WORK INSTRUCTIONS: Gather every line from the entries below that includes "billet".

--- Start ---

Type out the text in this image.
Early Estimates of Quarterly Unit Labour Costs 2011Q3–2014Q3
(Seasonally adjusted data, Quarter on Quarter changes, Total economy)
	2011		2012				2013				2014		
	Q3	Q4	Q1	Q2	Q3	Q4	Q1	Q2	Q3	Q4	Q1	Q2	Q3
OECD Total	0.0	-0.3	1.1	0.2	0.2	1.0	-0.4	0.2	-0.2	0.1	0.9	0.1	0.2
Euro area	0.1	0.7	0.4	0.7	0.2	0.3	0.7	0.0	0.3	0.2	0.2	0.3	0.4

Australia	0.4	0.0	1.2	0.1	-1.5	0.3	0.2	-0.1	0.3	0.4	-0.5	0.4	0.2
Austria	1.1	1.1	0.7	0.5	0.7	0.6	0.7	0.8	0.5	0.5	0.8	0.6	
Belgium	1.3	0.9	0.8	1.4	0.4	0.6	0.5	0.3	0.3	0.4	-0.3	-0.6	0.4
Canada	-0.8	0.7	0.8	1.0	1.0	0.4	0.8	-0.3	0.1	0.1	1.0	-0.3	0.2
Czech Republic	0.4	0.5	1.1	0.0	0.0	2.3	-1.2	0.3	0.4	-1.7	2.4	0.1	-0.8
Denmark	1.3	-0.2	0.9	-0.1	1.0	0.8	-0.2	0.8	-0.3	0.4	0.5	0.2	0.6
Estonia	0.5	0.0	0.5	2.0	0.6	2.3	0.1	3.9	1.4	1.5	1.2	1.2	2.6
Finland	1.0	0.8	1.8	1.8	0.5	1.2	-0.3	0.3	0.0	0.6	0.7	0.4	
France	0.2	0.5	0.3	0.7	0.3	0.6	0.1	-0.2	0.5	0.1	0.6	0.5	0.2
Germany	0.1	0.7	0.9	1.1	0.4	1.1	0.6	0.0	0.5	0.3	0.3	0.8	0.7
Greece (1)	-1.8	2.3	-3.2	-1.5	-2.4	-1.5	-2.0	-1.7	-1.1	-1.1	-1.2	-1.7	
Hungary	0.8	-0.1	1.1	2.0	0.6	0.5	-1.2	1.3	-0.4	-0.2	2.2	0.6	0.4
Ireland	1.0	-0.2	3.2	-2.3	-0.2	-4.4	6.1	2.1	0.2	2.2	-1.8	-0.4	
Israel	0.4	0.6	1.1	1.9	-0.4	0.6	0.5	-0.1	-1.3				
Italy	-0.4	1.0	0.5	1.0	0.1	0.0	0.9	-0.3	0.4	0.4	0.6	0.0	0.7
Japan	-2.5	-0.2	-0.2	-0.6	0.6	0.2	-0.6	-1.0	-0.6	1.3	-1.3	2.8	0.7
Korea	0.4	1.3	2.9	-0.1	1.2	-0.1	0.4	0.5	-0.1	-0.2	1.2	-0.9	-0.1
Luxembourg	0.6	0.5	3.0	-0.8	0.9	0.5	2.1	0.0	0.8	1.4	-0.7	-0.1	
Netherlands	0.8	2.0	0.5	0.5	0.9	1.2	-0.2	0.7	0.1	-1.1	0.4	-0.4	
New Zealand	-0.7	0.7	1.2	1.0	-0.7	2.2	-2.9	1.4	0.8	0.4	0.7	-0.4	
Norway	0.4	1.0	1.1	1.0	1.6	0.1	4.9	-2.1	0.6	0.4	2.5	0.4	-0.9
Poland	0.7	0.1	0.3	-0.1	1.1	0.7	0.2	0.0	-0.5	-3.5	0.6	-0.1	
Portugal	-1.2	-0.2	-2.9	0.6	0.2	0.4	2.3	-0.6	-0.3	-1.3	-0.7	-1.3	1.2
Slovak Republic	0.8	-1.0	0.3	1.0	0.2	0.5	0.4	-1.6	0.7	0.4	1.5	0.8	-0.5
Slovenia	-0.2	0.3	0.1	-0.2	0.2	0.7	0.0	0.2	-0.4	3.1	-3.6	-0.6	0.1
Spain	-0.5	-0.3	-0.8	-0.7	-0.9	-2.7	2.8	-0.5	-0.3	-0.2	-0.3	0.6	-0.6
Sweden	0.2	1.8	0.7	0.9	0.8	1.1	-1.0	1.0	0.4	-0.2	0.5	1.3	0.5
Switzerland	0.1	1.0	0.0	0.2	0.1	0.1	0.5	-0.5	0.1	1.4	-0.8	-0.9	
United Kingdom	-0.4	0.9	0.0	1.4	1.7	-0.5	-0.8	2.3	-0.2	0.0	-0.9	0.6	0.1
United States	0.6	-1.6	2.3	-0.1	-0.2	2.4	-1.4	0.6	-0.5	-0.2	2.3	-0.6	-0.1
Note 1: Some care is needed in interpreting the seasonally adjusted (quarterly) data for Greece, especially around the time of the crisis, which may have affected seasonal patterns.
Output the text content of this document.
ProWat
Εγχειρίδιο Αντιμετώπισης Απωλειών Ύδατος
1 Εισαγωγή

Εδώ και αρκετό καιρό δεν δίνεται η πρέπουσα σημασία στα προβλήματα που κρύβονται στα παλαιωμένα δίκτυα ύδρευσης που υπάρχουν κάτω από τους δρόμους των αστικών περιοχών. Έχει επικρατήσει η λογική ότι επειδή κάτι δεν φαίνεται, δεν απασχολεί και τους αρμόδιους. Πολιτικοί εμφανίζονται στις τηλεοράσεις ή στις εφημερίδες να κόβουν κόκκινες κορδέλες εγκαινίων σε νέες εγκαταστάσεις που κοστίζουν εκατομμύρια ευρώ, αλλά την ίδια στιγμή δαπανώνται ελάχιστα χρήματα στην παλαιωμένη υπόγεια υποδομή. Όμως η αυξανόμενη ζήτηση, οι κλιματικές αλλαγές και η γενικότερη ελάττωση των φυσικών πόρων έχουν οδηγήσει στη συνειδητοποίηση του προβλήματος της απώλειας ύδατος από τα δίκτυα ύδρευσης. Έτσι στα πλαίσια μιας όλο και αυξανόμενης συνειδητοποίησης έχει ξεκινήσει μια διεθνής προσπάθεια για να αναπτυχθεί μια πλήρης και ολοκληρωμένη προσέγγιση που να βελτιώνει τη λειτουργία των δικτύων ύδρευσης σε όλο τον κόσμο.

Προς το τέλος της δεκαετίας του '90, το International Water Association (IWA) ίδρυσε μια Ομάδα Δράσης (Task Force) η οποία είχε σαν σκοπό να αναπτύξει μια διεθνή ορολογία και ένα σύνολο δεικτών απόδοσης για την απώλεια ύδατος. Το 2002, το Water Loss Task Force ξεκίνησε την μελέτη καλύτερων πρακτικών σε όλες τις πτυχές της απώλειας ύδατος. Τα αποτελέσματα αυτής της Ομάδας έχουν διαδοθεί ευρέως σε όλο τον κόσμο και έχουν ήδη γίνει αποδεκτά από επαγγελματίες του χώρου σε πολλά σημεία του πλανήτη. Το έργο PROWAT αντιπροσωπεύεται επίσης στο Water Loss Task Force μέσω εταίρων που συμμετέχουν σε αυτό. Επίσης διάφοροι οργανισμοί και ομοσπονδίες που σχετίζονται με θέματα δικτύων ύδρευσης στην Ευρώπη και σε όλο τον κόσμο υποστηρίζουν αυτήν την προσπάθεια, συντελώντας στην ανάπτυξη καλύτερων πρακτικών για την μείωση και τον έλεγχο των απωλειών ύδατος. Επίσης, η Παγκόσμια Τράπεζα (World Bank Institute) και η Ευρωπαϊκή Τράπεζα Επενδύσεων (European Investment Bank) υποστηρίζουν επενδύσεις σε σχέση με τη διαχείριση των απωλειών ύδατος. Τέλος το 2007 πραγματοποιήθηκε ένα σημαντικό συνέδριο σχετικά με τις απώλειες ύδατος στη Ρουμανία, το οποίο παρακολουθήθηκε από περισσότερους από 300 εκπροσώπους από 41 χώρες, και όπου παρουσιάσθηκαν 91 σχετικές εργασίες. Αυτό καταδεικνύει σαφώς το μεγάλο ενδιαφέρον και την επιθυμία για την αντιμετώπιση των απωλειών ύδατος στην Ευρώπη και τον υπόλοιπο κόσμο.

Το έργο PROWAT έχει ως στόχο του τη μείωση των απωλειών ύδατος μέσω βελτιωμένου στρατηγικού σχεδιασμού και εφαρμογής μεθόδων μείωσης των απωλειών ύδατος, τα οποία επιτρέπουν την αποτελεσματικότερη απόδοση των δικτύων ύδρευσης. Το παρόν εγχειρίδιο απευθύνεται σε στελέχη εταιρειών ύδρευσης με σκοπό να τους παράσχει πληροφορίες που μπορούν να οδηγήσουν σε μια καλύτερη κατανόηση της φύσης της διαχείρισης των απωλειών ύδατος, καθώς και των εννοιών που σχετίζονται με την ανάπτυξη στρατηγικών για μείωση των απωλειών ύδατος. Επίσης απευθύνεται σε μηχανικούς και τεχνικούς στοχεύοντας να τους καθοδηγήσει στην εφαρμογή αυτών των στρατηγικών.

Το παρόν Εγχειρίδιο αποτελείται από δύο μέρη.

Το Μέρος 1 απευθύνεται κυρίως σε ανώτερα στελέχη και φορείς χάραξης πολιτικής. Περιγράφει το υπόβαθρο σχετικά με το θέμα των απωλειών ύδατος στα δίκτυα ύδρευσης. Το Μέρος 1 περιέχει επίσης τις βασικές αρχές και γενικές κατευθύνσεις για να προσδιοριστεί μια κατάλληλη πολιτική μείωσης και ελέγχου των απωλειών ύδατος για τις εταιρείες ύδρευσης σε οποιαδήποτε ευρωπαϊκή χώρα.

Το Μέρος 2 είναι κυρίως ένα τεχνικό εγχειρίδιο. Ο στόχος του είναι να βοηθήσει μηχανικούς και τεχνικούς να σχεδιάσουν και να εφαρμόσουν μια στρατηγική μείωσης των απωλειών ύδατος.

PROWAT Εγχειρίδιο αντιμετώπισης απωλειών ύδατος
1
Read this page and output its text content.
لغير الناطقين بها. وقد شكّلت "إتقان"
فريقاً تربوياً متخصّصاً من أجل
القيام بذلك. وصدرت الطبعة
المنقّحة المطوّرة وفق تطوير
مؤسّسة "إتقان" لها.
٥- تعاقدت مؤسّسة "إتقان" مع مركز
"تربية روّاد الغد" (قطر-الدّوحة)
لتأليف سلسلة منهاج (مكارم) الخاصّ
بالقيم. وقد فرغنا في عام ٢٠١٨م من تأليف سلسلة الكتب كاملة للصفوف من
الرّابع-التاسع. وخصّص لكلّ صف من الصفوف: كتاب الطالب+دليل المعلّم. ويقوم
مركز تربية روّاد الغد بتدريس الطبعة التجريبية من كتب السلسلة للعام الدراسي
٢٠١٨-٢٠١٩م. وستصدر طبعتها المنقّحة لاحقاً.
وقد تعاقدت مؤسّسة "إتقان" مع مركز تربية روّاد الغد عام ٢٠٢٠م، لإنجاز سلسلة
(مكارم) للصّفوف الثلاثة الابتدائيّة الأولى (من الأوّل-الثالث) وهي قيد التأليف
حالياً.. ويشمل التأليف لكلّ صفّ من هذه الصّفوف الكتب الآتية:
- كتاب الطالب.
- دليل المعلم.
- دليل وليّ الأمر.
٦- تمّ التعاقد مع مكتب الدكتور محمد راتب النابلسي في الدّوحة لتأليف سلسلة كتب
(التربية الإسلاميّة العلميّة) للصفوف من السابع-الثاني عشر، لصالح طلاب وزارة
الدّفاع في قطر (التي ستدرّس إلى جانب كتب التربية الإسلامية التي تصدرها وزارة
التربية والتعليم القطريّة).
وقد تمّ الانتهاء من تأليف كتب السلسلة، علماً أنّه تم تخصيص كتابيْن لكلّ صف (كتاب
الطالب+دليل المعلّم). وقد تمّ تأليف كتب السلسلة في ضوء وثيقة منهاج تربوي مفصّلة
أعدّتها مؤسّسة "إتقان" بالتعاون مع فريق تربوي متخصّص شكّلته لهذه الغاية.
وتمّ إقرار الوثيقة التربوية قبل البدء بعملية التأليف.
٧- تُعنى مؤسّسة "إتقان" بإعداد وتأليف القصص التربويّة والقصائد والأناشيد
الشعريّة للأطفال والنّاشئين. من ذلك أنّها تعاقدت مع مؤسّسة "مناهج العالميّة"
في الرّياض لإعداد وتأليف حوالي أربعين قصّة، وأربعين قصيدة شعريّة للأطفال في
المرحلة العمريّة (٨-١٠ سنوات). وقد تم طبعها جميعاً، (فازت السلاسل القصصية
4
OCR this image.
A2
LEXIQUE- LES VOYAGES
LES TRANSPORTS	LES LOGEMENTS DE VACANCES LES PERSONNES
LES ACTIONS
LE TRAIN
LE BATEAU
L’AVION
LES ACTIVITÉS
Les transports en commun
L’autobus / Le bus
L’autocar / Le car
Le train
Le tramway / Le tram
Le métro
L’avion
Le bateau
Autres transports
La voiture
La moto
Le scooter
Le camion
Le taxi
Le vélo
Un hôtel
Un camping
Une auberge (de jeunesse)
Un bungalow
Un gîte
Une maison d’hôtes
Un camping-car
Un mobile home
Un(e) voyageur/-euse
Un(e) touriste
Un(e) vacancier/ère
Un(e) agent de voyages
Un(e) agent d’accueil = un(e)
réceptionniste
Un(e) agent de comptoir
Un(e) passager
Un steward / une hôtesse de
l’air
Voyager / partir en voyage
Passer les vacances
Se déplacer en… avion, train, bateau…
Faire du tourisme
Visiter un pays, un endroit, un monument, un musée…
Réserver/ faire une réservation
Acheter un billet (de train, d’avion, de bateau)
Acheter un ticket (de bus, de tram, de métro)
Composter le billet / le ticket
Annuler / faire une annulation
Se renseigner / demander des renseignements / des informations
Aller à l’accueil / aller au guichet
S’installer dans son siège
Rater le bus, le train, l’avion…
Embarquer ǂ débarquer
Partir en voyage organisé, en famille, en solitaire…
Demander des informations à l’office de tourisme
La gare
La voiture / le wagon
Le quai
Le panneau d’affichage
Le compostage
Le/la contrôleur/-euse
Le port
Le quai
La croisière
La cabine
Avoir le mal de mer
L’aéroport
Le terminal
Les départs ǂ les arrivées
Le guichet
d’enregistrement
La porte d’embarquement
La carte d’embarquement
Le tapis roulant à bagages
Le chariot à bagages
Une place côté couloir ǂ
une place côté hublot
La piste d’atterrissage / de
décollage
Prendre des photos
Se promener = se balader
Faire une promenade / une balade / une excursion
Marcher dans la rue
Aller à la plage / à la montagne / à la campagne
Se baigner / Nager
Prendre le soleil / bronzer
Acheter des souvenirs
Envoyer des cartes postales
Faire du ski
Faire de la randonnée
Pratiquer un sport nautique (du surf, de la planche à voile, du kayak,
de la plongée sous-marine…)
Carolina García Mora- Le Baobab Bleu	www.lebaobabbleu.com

--- End ---

WRITTEN REPLY:
Acheter un billet (de train, d’avion, de bateau)
Composter le billet / le ticket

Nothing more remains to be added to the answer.